_Description of the task_.
All the data must come back unchanged, except that pictures are left out.

■ ■ ■ ■ ■

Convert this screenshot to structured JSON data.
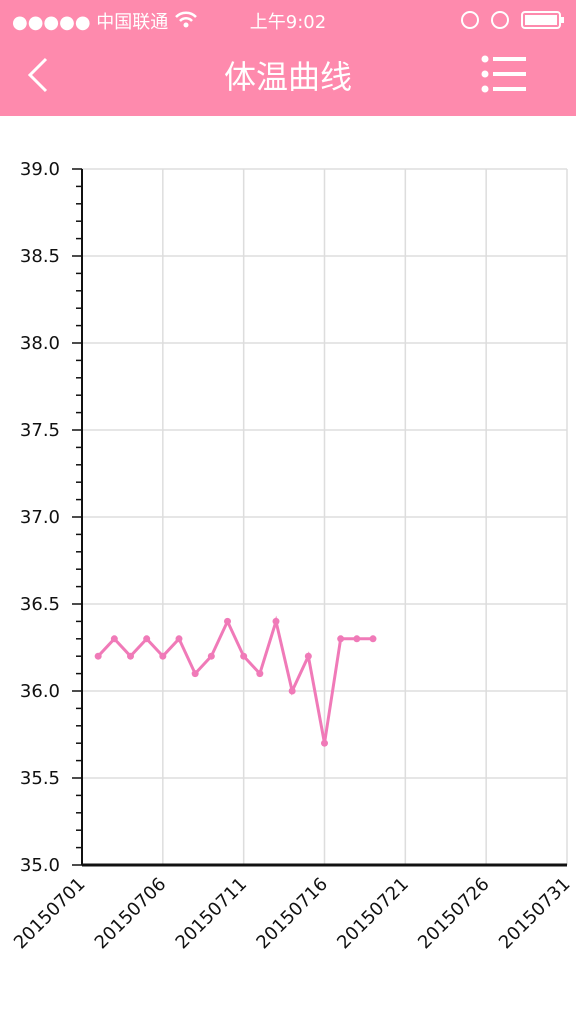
{
  "status_bar": {
    "carrier": "●●●●● 中国联通",
    "time": "上午9:02"
  },
  "header": {
    "title": "体温曲线"
  },
  "chart_data": {
    "type": "line",
    "x": [
      20150702,
      20150703,
      20150704,
      20150705,
      20150706,
      20150707,
      20150708,
      20150709,
      20150710,
      20150711,
      20150712,
      20150713,
      20150714,
      20150715,
      20150716,
      20150717,
      20150718,
      20150719
    ],
    "series": [
      {
        "color": "#f07ab8",
        "values": [
          36.2,
          36.3,
          36.2,
          36.3,
          36.2,
          36.3,
          36.1,
          36.2,
          36.4,
          36.2,
          36.1,
          36.4,
          36.0,
          36.2,
          35.7,
          36.3,
          36.3,
          36.3
        ]
      }
    ],
    "xlim": [
      20150701,
      20150731
    ],
    "xticks": [
      20150701,
      20150706,
      20150711,
      20150716,
      20150721,
      20150726,
      20150731
    ],
    "ylim": [
      35,
      39
    ],
    "yticks": [
      {
        "value": 35,
        "label": "35.0"
      },
      {
        "value": 35.5,
        "label": "35.5"
      },
      {
        "value": 36,
        "label": "36.0"
      },
      {
        "value": 36.5,
        "label": "36.5"
      },
      {
        "value": 37,
        "label": "37.0"
      },
      {
        "value": 37.5,
        "label": "37.5"
      },
      {
        "value": 38,
        "label": "38.0"
      },
      {
        "value": 38.5,
        "label": "38.5"
      },
      {
        "value": 39,
        "label": "39.0"
      }
    ],
    "grid": true
  }
}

■ ■ ■ ■ ■

_Task answer_.
Convert this screenshot to structured JSON data.
{
  "status_bar": {
    "carrier": "●●●●● 中国联通",
    "time": "上午9:02"
  },
  "header": {
    "title": "体温曲线"
  },
  "chart_data": {
    "type": "line",
    "x": [
      20150702,
      20150703,
      20150704,
      20150705,
      20150706,
      20150707,
      20150708,
      20150709,
      20150710,
      20150711,
      20150712,
      20150713,
      20150714,
      20150715,
      20150716,
      20150717,
      20150718,
      20150719
    ],
    "series": [
      {
        "color": "#f07ab8",
        "values": [
          36.2,
          36.3,
          36.2,
          36.3,
          36.2,
          36.3,
          36.1,
          36.2,
          36.4,
          36.2,
          36.1,
          36.4,
          36.0,
          36.2,
          35.7,
          36.3,
          36.3,
          36.3
        ]
      }
    ],
    "xlim": [
      20150701,
      20150731
    ],
    "xticks": [
      20150701,
      20150706,
      20150711,
      20150716,
      20150721,
      20150726,
      20150731
    ],
    "ylim": [
      35,
      39
    ],
    "yticks": [
      {
        "value": 35,
        "label": "35.0"
      },
      {
        "value": 35.5,
        "label": "35.5"
      },
      {
        "value": 36,
        "label": "36.0"
      },
      {
        "value": 36.5,
        "label": "36.5"
      },
      {
        "value": 37,
        "label": "37.0"
      },
      {
        "value": 37.5,
        "label": "37.5"
      },
      {
        "value": 38,
        "label": "38.0"
      },
      {
        "value": 38.5,
        "label": "38.5"
      },
      {
        "value": 39,
        "label": "39.0"
      }
    ],
    "grid": true
  }
}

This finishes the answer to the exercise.